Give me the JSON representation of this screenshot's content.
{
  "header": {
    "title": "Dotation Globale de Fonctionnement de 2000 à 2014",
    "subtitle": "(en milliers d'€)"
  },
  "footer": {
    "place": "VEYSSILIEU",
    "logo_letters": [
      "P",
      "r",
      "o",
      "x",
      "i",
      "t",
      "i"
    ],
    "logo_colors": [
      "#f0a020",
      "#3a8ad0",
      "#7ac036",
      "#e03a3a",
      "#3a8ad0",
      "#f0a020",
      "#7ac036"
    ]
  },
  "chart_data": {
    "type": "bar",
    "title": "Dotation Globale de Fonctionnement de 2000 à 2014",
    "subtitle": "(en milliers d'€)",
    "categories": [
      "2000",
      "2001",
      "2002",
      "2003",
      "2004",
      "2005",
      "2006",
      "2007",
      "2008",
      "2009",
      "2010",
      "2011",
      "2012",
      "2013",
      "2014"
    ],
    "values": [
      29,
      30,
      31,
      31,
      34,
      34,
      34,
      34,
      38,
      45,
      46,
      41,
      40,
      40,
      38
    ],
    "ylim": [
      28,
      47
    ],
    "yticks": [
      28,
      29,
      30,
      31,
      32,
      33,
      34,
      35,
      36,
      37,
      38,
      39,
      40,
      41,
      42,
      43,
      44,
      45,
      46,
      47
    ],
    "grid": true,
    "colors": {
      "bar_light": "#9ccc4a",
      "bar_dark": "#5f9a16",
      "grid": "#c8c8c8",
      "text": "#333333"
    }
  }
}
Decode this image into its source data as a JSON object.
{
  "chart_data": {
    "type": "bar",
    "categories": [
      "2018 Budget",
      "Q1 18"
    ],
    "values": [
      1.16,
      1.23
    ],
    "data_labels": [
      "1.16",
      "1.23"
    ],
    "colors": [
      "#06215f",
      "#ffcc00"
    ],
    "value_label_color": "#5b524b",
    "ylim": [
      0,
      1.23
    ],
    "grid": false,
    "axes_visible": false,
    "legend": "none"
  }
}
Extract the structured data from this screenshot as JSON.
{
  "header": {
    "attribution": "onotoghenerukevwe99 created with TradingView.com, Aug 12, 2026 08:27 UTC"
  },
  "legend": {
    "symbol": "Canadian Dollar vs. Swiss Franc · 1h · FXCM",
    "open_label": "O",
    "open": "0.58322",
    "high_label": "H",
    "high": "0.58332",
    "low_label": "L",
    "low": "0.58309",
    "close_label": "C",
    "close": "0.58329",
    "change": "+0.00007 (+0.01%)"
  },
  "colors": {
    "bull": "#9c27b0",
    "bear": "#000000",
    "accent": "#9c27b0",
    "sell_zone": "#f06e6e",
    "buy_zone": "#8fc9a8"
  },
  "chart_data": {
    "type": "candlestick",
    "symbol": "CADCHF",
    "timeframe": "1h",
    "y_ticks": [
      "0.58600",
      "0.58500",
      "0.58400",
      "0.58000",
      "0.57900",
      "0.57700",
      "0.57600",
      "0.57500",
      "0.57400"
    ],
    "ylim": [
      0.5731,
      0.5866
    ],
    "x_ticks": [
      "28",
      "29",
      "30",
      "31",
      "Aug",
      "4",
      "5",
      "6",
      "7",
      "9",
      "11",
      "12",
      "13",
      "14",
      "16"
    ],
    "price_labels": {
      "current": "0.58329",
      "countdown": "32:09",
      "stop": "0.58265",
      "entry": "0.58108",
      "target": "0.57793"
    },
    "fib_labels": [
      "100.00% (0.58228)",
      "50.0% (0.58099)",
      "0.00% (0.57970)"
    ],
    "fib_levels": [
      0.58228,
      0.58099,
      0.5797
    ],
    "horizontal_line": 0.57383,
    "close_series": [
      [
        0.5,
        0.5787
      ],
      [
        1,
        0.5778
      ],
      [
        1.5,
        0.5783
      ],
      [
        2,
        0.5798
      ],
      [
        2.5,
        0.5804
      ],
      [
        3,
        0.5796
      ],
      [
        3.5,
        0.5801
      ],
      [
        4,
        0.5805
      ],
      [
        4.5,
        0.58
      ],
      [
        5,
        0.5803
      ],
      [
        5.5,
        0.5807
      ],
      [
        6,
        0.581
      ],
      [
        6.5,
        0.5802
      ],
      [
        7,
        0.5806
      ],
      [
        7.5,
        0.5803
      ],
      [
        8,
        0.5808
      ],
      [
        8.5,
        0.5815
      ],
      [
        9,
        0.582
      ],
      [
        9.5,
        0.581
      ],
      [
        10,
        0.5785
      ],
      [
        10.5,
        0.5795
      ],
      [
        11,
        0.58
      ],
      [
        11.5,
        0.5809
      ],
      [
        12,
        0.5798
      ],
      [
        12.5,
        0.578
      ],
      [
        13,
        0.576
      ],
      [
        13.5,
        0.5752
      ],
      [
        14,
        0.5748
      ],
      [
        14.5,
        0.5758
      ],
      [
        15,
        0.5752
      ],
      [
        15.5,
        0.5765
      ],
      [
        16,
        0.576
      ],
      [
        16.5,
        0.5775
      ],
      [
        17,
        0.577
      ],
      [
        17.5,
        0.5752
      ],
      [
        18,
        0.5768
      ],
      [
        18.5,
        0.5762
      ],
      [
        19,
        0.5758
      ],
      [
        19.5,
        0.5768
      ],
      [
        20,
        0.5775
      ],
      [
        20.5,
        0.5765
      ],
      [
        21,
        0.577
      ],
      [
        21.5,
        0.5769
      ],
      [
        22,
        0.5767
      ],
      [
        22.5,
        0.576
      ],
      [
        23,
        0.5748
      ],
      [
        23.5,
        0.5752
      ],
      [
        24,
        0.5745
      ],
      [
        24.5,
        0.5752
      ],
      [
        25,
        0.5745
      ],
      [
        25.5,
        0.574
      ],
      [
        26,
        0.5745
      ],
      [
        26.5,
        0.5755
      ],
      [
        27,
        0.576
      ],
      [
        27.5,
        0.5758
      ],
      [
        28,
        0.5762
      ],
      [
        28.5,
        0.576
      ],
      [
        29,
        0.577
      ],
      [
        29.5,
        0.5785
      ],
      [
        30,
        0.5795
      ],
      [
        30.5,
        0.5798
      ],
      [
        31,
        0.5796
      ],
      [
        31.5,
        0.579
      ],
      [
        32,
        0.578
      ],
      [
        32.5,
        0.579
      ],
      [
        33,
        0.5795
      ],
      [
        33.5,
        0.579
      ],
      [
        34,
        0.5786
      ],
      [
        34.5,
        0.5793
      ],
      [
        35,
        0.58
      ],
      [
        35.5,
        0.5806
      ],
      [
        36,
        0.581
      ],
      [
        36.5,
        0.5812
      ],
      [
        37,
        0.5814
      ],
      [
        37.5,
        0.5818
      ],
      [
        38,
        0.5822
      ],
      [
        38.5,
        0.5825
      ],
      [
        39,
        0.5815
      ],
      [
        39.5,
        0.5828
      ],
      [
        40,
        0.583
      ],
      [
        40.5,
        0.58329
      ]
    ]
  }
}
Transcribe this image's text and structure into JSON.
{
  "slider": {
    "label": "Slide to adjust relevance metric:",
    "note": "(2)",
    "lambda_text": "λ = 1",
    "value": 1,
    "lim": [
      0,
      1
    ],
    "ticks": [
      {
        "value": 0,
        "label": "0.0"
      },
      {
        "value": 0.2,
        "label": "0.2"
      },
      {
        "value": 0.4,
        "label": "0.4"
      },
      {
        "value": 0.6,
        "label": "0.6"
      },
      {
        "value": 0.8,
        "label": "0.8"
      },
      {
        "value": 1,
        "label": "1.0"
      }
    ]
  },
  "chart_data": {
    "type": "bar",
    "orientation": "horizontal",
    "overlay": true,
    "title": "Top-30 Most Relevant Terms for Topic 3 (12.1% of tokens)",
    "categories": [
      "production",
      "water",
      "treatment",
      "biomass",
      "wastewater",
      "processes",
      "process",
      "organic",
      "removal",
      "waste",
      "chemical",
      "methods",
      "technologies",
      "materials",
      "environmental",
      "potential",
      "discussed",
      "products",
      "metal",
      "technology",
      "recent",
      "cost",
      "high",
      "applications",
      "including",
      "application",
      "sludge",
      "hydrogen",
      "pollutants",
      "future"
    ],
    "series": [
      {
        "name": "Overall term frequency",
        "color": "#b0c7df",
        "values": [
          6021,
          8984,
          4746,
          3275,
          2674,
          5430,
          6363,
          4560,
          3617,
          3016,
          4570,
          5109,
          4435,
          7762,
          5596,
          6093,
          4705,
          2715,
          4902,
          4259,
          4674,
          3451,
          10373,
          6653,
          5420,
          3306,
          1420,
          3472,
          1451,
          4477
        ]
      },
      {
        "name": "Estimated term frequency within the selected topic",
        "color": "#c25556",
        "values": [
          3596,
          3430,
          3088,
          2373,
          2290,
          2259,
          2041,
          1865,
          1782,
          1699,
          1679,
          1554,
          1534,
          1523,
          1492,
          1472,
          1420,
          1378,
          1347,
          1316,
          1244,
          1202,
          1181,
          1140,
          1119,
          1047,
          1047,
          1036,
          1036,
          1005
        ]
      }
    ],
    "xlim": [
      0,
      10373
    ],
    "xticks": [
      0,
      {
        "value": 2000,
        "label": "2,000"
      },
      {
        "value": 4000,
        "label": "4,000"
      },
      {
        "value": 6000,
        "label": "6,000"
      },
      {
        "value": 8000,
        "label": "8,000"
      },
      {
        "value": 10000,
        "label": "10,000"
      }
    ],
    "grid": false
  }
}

^^^^

=== Problem ===
Out of the material above, select every line that holds the string "subtitle".

=== Exercise response ===
    "subtitle": "(en milliers d'€)"
    "subtitle": "(en milliers d'€)",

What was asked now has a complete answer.